Records that describe figures:

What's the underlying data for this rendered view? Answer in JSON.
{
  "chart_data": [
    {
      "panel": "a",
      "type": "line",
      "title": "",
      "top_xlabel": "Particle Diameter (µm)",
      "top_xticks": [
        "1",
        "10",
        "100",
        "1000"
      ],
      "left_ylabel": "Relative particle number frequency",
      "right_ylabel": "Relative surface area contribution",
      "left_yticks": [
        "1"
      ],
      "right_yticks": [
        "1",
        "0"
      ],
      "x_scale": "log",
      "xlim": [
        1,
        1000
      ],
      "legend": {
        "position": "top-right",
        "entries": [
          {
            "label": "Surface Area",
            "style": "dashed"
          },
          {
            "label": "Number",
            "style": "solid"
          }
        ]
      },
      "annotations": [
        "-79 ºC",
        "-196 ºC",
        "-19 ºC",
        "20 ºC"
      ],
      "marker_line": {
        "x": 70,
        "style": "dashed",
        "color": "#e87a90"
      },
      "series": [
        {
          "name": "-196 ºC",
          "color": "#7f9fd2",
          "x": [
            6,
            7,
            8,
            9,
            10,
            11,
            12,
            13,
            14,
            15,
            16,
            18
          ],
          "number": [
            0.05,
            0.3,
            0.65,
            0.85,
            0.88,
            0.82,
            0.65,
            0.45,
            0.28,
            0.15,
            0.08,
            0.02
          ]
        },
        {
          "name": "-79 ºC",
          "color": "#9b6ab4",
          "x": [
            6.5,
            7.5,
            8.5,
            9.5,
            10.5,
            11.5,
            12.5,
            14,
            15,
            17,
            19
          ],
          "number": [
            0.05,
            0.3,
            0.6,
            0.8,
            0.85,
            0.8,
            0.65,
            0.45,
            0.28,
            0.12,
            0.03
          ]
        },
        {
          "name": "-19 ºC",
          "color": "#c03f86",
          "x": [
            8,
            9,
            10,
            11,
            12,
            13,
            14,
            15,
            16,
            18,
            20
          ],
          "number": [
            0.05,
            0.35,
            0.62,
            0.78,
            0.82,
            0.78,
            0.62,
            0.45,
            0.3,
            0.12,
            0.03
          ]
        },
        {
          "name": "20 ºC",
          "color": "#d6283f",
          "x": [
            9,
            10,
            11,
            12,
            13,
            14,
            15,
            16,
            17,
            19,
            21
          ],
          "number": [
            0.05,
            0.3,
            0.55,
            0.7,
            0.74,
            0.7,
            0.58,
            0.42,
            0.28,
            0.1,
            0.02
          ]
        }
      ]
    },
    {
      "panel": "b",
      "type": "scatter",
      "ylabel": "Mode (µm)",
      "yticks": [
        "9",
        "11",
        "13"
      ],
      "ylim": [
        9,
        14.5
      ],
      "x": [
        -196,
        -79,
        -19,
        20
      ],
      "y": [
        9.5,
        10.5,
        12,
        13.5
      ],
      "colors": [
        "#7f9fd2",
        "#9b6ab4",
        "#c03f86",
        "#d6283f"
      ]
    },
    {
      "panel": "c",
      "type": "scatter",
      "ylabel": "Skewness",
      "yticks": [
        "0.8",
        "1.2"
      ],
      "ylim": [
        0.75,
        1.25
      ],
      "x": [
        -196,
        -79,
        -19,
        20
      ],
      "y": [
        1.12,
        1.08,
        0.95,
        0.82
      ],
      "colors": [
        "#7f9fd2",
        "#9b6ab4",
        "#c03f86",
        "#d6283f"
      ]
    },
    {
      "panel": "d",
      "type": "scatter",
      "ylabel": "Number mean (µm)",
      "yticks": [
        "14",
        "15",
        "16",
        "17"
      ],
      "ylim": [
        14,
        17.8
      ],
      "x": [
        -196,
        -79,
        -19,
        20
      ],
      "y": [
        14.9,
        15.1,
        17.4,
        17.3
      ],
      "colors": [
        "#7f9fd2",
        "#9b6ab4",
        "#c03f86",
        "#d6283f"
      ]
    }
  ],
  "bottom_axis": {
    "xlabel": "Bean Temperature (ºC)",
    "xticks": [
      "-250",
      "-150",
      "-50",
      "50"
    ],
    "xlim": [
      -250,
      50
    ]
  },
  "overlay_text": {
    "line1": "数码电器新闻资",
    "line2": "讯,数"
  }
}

REQUIRED WORK:
All records above must be set down exactly, please.

RESULT FOR THIS TASK:
What's the underlying data for this rendered view? Answer in JSON.
{
  "chart_data": [
    {
      "panel": "a",
      "type": "line",
      "title": "",
      "top_xlabel": "Particle Diameter (µm)",
      "top_xticks": [
        "1",
        "10",
        "100",
        "1000"
      ],
      "left_ylabel": "Relative particle number frequency",
      "right_ylabel": "Relative surface area contribution",
      "left_yticks": [
        "1"
      ],
      "right_yticks": [
        "1",
        "0"
      ],
      "x_scale": "log",
      "xlim": [
        1,
        1000
      ],
      "legend": {
        "position": "top-right",
        "entries": [
          {
            "label": "Surface Area",
            "style": "dashed"
          },
          {
            "label": "Number",
            "style": "solid"
          }
        ]
      },
      "annotations": [
        "-79 ºC",
        "-196 ºC",
        "-19 ºC",
        "20 ºC"
      ],
      "marker_line": {
        "x": 70,
        "style": "dashed",
        "color": "#e87a90"
      },
      "series": [
        {
          "name": "-196 ºC",
          "color": "#7f9fd2",
          "x": [
            6,
            7,
            8,
            9,
            10,
            11,
            12,
            13,
            14,
            15,
            16,
            18
          ],
          "number": [
            0.05,
            0.3,
            0.65,
            0.85,
            0.88,
            0.82,
            0.65,
            0.45,
            0.28,
            0.15,
            0.08,
            0.02
          ]
        },
        {
          "name": "-79 ºC",
          "color": "#9b6ab4",
          "x": [
            6.5,
            7.5,
            8.5,
            9.5,
            10.5,
            11.5,
            12.5,
            14,
            15,
            17,
            19
          ],
          "number": [
            0.05,
            0.3,
            0.6,
            0.8,
            0.85,
            0.8,
            0.65,
            0.45,
            0.28,
            0.12,
            0.03
          ]
        },
        {
          "name": "-19 ºC",
          "color": "#c03f86",
          "x": [
            8,
            9,
            10,
            11,
            12,
            13,
            14,
            15,
            16,
            18,
            20
          ],
          "number": [
            0.05,
            0.35,
            0.62,
            0.78,
            0.82,
            0.78,
            0.62,
            0.45,
            0.3,
            0.12,
            0.03
          ]
        },
        {
          "name": "20 ºC",
          "color": "#d6283f",
          "x": [
            9,
            10,
            11,
            12,
            13,
            14,
            15,
            16,
            17,
            19,
            21
          ],
          "number": [
            0.05,
            0.3,
            0.55,
            0.7,
            0.74,
            0.7,
            0.58,
            0.42,
            0.28,
            0.1,
            0.02
          ]
        }
      ]
    },
    {
      "panel": "b",
      "type": "scatter",
      "ylabel": "Mode (µm)",
      "yticks": [
        "9",
        "11",
        "13"
      ],
      "ylim": [
        9,
        14.5
      ],
      "x": [
        -196,
        -79,
        -19,
        20
      ],
      "y": [
        9.5,
        10.5,
        12,
        13.5
      ],
      "colors": [
        "#7f9fd2",
        "#9b6ab4",
        "#c03f86",
        "#d6283f"
      ]
    },
    {
      "panel": "c",
      "type": "scatter",
      "ylabel": "Skewness",
      "yticks": [
        "0.8",
        "1.2"
      ],
      "ylim": [
        0.75,
        1.25
      ],
      "x": [
        -196,
        -79,
        -19,
        20
      ],
      "y": [
        1.12,
        1.08,
        0.95,
        0.82
      ],
      "colors": [
        "#7f9fd2",
        "#9b6ab4",
        "#c03f86",
        "#d6283f"
      ]
    },
    {
      "panel": "d",
      "type": "scatter",
      "ylabel": "Number mean (µm)",
      "yticks": [
        "14",
        "15",
        "16",
        "17"
      ],
      "ylim": [
        14,
        17.8
      ],
      "x": [
        -196,
        -79,
        -19,
        20
      ],
      "y": [
        14.9,
        15.1,
        17.4,
        17.3
      ],
      "colors": [
        "#7f9fd2",
        "#9b6ab4",
        "#c03f86",
        "#d6283f"
      ]
    }
  ],
  "bottom_axis": {
    "xlabel": "Bean Temperature (ºC)",
    "xticks": [
      "-250",
      "-150",
      "-50",
      "50"
    ],
    "xlim": [
      -250,
      50
    ]
  },
  "overlay_text": {
    "line1": "数码电器新闻资",
    "line2": "讯,数"
  }
}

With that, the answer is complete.